• [Task details] Quote the data below in full, minus the images.

• [Exercise input]
* Begin *
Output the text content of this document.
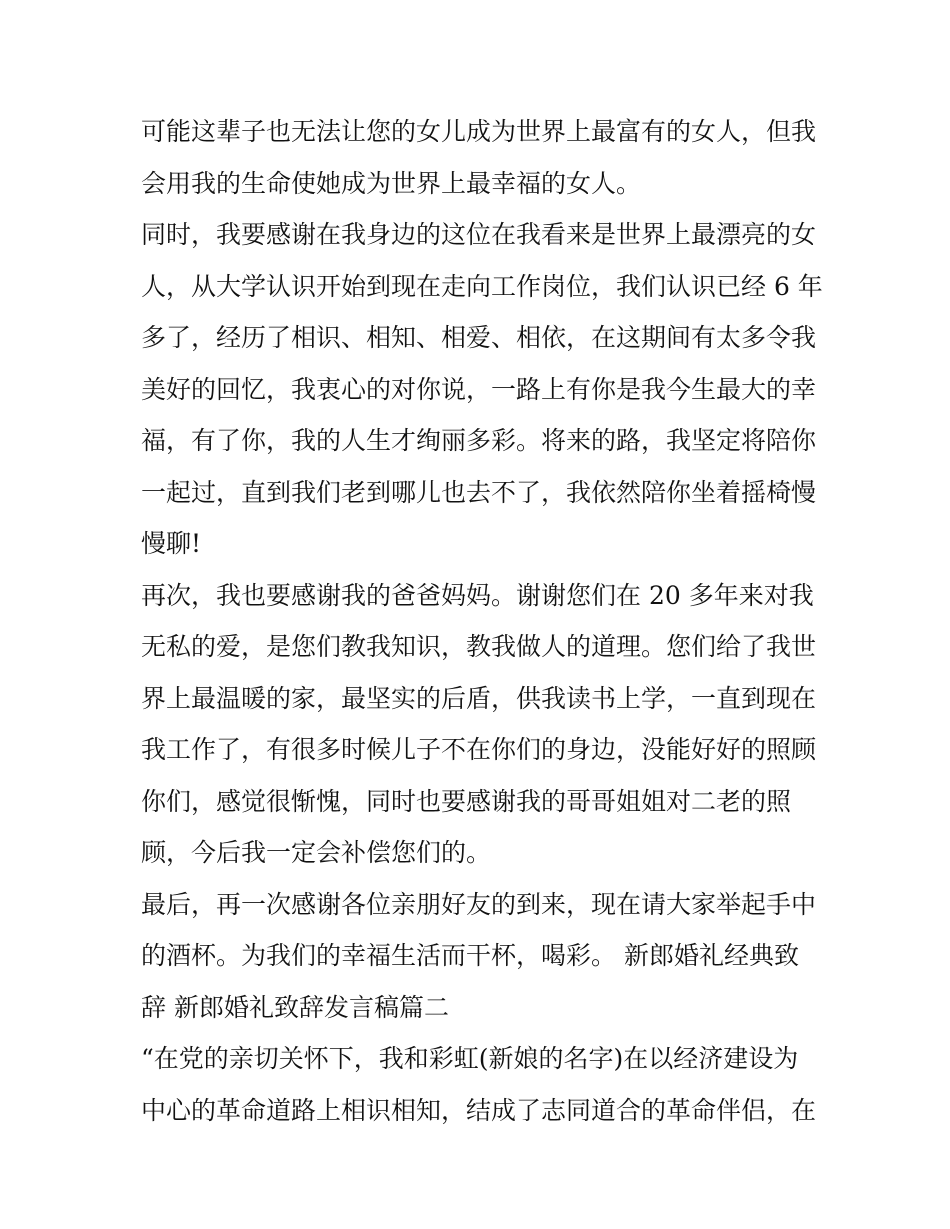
可能这辈子也无法让您的女儿成为世界上最富有的女人，但我
会用我的生命使她成为世界上最幸福的女人。
同时，我要感谢在我身边的这位在我看来是世界上最漂亮的女
人，从大学认识开始到现在走向工作岗位，我们认识已经 6 年
多了，经历了相识、相知、相爱、相依，在这期间有太多令我
美好的回忆，我衷心的对你说，一路上有你是我今生最大的幸
福，有了你，我的人生才绚丽多彩。将来的路，我坚定将陪你
一起过，直到我们老到哪儿也去不了，我依然陪你坐着摇椅慢
慢聊!
再次，我也要感谢我的爸爸妈妈。谢谢您们在 20 多年来对我
无私的爱，是您们教我知识，教我做人的道理。您们给了我世
界上最温暖的家，最坚实的后盾，供我读书上学，一直到现在
我工作了，有很多时候儿子不在你们的身边，没能好好的照顾
你们，感觉很惭愧，同时也要感谢我的哥哥姐姐对二老的照
顾，今后我一定会补偿您们的。
最后，再一次感谢各位亲朋好友的到来，现在请大家举起手中
的酒杯。为我们的幸福生活而干杯，喝彩。 新郎婚礼经典致
辞 新郎婚礼致辞发言稿篇二
“在党的亲切关怀下，我和彩虹(新娘的名字)在以经济建设为
中心的革命道路上相识相知，结成了志同道合的革命伴侣，在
* End *
• [Response to the task]
Output the text content of this document.
可能这辈子也无法让您的女儿成为世界上最富有的女人，但我
会用我的生命使她成为世界上最幸福的女人。
同时，我要感谢在我身边的这位在我看来是世界上最漂亮的女
人，从大学认识开始到现在走向工作岗位，我们认识已经 6 年
多了，经历了相识、相知、相爱、相依，在这期间有太多令我
美好的回忆，我衷心的对你说，一路上有你是我今生最大的幸
福，有了你，我的人生才绚丽多彩。将来的路，我坚定将陪你
一起过，直到我们老到哪儿也去不了，我依然陪你坐着摇椅慢
慢聊!
再次，我也要感谢我的爸爸妈妈。谢谢您们在 20 多年来对我
无私的爱，是您们教我知识，教我做人的道理。您们给了我世
界上最温暖的家，最坚实的后盾，供我读书上学，一直到现在
我工作了，有很多时候儿子不在你们的身边，没能好好的照顾
你们，感觉很惭愧，同时也要感谢我的哥哥姐姐对二老的照
顾，今后我一定会补偿您们的。
最后，再一次感谢各位亲朋好友的到来，现在请大家举起手中
的酒杯。为我们的幸福生活而干杯，喝彩。 新郎婚礼经典致
辞 新郎婚礼致辞发言稿篇二
“在党的亲切关怀下，我和彩虹(新娘的名字)在以经济建设为
中心的革命道路上相识相知，结成了志同道合的革命伴侣，在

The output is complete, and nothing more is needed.